Set task: Filter for the word "moram" and keep each matching line.

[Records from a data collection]
-=-=-=-=-
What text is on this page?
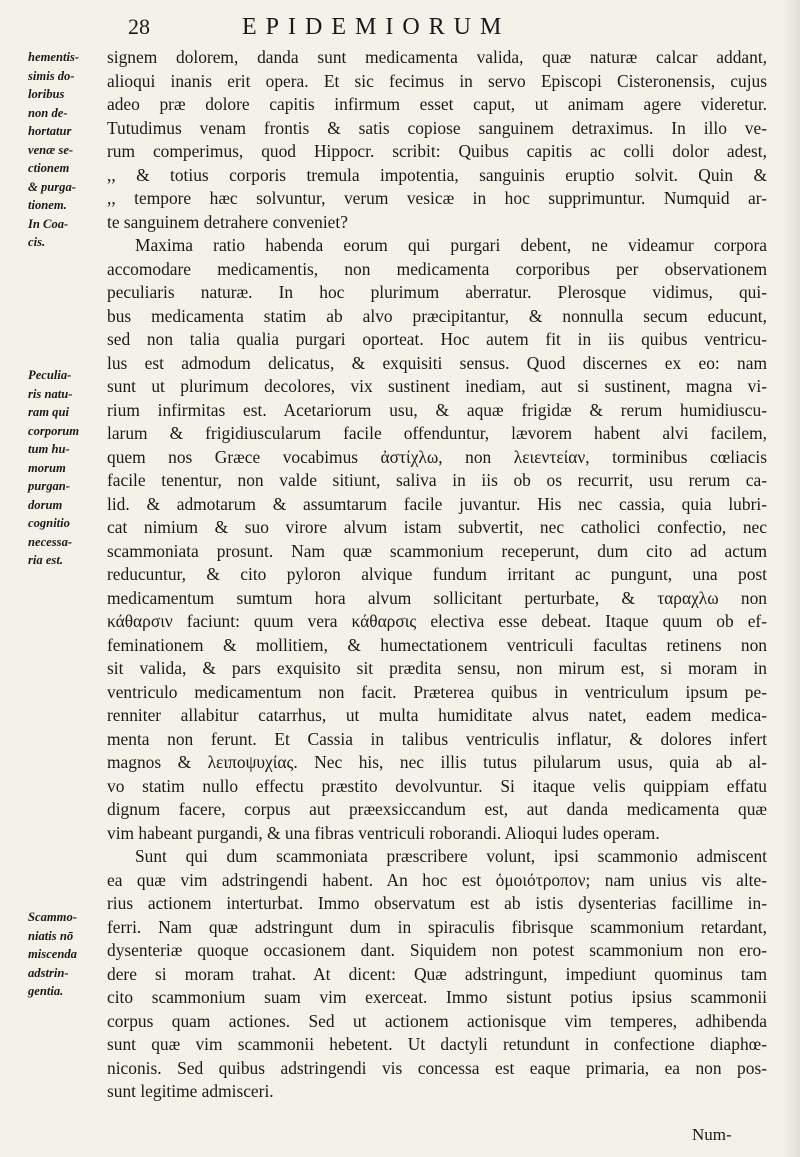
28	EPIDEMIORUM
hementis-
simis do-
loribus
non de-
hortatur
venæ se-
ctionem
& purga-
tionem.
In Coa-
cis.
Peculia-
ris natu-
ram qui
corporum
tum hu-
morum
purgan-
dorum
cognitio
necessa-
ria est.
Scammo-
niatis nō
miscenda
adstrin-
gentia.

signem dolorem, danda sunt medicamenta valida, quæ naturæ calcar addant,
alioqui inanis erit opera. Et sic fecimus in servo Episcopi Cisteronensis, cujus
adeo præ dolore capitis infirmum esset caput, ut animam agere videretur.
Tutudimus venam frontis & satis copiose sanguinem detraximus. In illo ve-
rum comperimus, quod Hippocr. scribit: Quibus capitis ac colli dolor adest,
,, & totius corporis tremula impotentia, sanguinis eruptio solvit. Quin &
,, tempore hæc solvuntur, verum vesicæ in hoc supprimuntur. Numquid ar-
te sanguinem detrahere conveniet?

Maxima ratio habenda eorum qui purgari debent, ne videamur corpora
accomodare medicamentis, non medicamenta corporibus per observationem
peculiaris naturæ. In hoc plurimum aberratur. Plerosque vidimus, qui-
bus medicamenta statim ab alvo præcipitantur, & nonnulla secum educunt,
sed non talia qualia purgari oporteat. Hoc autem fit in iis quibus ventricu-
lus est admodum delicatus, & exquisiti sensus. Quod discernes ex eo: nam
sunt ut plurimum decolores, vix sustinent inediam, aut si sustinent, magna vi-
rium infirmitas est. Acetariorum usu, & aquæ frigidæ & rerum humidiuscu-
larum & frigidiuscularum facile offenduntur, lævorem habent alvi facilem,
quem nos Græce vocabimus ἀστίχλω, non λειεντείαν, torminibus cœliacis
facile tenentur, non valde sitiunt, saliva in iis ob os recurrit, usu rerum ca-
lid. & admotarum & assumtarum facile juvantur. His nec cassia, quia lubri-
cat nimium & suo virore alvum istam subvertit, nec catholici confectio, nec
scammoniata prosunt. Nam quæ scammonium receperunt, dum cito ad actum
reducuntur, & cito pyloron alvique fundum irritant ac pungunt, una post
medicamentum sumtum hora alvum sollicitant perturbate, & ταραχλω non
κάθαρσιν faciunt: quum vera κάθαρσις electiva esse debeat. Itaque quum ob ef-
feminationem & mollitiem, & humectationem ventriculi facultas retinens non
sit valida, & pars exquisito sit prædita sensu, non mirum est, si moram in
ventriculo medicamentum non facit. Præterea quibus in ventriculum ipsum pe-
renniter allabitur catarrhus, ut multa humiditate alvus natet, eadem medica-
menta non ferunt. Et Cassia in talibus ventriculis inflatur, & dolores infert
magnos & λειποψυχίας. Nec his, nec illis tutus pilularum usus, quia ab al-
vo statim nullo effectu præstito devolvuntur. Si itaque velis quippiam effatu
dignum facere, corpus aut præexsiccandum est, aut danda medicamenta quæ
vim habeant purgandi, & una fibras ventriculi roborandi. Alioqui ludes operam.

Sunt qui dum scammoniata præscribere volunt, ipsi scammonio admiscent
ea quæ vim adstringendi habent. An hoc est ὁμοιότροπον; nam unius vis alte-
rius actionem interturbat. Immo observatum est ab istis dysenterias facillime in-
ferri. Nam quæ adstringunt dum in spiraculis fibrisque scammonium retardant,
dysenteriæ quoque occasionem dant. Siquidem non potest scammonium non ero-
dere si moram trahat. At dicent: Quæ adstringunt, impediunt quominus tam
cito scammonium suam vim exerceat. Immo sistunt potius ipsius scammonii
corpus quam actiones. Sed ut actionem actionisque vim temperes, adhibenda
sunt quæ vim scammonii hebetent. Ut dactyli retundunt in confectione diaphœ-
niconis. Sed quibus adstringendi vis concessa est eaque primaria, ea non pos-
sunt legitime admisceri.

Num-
-=-=-=-=-
Response below:
sit valida, & pars exquisito sit prædita sensu, non mirum est, si moram in
dere si moram trahat. At dicent: Quæ adstringunt, impediunt quominus tam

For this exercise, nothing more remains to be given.